| PROBLEM DESCRIPTION |
Give the count of lines that include the string "name". Add nothing to it.

--- START ---

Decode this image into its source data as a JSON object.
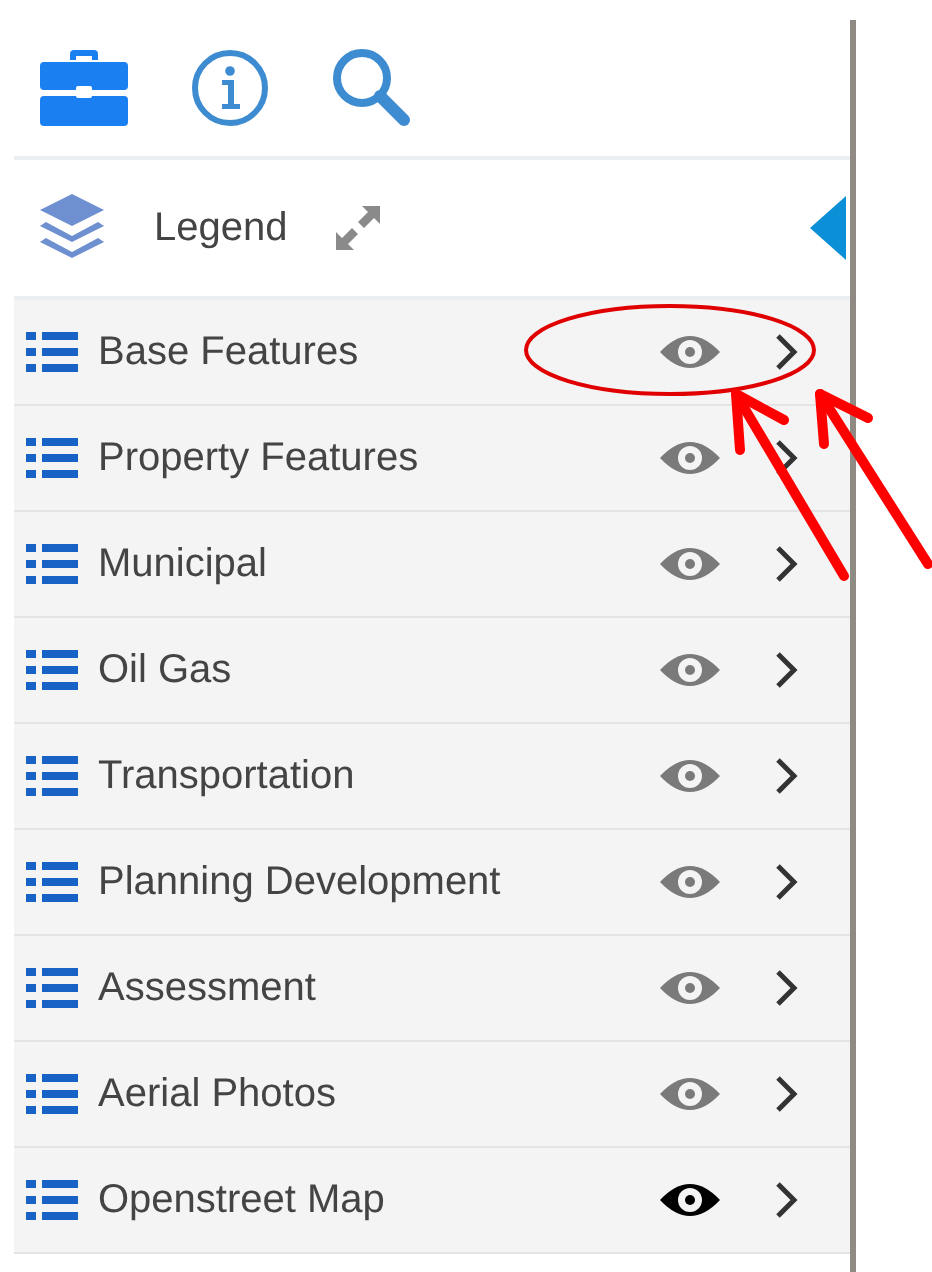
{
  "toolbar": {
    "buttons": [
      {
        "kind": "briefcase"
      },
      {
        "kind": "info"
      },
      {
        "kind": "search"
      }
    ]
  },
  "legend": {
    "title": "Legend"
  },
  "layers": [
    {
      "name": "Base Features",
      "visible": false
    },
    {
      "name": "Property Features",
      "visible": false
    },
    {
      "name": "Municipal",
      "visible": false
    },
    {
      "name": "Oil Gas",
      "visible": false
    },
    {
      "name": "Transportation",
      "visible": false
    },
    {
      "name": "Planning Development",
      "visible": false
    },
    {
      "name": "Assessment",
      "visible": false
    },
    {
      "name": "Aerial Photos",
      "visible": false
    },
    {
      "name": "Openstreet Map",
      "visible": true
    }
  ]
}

--- END ---

| RESPONSE TO THE EXERCISE |
9